Data for processing:
•••
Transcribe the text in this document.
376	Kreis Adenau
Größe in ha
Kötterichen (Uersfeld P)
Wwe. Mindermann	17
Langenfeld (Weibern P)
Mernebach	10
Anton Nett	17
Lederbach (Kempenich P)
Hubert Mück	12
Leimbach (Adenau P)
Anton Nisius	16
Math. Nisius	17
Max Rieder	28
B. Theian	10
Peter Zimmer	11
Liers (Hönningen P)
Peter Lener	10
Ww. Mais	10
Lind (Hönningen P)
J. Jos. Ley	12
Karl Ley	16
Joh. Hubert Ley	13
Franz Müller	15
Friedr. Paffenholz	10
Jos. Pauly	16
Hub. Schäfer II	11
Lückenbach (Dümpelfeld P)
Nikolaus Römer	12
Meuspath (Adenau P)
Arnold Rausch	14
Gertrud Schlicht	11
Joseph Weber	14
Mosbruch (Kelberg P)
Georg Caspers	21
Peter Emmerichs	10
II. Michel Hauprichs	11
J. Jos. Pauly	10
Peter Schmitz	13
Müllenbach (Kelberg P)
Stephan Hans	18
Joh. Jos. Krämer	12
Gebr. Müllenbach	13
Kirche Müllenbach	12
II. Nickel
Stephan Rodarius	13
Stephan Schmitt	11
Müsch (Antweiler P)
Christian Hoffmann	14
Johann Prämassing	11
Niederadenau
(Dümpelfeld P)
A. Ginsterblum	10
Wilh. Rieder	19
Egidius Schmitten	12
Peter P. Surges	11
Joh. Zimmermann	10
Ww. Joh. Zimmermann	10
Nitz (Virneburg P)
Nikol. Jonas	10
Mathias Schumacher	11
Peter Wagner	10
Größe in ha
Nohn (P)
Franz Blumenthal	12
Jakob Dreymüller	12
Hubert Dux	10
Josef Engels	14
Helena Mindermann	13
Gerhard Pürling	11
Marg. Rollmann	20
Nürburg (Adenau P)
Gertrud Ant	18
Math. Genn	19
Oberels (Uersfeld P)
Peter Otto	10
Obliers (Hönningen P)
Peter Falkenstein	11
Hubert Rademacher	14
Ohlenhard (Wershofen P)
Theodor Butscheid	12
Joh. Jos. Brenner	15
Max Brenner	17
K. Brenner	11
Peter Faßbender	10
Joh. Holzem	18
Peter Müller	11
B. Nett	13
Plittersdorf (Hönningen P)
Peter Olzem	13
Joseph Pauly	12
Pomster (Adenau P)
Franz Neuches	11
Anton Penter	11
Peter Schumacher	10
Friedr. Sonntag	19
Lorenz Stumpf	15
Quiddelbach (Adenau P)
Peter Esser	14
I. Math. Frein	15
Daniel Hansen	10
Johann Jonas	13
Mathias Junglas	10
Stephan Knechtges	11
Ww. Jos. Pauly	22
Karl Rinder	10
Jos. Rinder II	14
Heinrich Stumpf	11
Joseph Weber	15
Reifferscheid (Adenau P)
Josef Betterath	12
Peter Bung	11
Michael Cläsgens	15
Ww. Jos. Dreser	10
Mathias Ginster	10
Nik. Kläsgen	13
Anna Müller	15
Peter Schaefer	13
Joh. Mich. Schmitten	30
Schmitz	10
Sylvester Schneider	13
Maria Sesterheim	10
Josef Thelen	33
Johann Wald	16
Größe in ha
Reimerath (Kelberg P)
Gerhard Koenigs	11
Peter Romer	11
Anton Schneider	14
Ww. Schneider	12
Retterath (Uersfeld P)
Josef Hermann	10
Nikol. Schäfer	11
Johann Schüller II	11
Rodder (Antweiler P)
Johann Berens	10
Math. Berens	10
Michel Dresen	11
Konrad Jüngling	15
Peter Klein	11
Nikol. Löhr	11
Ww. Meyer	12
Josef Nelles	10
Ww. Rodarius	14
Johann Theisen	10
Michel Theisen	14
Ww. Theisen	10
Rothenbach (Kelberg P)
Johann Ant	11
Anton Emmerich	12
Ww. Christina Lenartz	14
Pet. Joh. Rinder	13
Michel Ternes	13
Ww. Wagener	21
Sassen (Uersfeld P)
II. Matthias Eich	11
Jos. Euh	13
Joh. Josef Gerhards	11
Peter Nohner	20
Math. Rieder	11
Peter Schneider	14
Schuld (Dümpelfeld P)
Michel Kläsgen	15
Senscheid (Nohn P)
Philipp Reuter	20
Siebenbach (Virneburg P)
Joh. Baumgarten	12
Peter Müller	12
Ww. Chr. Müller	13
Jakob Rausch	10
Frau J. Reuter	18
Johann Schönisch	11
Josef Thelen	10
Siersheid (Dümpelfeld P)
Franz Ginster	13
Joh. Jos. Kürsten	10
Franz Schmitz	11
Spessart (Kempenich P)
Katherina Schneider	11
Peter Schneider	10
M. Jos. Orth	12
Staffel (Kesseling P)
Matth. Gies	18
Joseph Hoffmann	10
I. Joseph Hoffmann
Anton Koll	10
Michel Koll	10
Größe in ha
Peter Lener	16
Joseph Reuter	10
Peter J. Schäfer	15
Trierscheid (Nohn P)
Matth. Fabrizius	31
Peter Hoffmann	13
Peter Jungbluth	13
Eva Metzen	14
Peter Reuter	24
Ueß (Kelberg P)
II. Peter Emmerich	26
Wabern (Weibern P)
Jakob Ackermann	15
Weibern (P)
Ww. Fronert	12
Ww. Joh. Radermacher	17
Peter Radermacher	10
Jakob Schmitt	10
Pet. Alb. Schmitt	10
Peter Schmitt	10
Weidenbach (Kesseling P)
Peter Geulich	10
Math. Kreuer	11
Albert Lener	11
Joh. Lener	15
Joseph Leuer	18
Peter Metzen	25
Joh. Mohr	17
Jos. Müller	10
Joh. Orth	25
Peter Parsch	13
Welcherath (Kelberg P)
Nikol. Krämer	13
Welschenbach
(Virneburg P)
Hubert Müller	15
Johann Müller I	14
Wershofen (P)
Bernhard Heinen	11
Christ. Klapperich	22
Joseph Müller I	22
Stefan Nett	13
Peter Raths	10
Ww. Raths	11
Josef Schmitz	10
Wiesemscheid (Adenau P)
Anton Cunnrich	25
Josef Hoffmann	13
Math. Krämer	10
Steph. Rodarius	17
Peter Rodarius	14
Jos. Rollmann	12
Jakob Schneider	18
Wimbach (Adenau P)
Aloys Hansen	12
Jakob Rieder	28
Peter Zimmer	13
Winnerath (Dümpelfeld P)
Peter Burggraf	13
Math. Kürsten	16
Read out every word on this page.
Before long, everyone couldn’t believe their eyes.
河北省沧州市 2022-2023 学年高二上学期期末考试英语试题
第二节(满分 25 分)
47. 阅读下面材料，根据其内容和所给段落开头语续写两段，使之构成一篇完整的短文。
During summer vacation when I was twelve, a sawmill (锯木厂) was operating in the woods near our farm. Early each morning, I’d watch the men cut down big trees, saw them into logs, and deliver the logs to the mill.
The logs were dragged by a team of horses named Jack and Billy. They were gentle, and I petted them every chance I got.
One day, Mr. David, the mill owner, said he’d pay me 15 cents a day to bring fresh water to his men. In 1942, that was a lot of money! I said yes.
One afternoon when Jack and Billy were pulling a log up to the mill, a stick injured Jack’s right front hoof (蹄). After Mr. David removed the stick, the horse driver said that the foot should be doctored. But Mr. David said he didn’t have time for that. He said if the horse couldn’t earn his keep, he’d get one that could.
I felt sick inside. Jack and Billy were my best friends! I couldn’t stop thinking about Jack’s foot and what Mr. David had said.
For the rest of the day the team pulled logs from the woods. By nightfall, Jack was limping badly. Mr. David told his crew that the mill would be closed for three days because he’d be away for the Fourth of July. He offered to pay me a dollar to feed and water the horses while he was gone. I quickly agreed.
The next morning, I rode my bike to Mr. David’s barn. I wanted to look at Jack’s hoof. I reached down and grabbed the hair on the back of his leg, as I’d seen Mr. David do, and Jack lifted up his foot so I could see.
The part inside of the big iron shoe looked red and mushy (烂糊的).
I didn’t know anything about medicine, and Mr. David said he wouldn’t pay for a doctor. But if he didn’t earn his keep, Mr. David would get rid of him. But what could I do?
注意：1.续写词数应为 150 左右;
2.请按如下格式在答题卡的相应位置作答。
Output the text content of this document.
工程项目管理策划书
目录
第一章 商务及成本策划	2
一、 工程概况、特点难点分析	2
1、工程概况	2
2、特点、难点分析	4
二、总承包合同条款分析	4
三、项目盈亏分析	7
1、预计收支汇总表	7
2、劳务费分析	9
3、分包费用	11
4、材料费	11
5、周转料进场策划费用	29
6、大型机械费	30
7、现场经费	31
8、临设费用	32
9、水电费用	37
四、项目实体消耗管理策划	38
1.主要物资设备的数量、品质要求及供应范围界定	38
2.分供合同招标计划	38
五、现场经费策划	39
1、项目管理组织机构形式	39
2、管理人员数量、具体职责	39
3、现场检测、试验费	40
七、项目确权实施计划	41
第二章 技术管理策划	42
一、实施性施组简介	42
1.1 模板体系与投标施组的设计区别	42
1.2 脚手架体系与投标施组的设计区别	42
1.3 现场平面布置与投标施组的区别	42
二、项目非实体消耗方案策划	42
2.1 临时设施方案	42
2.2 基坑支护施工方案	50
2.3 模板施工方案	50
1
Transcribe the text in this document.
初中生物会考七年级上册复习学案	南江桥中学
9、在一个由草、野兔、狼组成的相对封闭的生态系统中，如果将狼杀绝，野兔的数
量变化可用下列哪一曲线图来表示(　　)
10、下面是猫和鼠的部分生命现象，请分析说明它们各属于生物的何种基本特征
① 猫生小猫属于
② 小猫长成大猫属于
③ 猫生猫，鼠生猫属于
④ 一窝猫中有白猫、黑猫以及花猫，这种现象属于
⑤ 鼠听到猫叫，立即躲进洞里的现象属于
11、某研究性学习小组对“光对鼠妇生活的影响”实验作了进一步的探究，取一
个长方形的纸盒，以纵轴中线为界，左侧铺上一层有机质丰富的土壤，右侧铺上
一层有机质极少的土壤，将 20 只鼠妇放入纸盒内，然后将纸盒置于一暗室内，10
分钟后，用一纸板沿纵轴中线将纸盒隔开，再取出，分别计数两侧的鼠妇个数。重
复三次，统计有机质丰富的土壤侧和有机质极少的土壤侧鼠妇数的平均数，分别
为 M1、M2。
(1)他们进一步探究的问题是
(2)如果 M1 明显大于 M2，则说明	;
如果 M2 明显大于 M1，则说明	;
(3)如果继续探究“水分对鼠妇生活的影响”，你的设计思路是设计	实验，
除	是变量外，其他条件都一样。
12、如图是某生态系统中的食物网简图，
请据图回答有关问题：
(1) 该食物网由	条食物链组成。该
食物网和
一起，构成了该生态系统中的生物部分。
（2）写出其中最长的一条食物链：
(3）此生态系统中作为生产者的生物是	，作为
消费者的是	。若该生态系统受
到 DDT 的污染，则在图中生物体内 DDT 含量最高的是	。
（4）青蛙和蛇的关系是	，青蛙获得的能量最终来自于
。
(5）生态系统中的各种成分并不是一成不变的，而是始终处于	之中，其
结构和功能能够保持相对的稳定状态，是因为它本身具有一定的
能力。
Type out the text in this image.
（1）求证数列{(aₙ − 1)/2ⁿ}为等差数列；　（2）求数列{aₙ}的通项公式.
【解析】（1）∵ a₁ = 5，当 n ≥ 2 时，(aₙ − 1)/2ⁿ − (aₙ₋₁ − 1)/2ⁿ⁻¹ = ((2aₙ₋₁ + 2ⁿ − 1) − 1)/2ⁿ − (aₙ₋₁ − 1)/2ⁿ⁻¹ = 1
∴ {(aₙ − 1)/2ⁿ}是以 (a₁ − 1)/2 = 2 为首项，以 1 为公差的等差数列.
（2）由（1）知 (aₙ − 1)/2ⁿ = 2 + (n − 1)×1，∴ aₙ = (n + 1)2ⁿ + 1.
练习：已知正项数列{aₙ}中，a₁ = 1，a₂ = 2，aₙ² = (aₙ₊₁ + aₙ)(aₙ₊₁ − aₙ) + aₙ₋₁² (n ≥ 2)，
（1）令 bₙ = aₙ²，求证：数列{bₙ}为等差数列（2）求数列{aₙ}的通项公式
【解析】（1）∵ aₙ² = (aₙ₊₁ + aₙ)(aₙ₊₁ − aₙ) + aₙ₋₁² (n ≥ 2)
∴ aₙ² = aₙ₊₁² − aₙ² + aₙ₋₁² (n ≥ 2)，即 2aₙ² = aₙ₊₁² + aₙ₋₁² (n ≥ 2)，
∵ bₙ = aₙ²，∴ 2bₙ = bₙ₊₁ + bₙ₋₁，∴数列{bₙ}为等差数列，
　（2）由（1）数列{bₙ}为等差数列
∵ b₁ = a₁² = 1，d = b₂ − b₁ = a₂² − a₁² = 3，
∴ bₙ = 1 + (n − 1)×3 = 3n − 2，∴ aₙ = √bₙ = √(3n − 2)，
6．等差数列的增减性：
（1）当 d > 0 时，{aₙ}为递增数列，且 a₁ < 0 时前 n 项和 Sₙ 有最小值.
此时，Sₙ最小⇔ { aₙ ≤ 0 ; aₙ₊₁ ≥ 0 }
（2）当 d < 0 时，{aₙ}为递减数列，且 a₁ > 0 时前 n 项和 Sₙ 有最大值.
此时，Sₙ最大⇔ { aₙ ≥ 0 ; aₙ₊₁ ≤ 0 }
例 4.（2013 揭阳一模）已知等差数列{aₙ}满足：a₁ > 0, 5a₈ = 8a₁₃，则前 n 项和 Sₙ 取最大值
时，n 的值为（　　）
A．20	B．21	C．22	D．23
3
•••
What is expected:
Copy out each line of the listing that holds "Radermacher".

Task response:
Ww. Joh. Radermacher	17
Peter Radermacher	10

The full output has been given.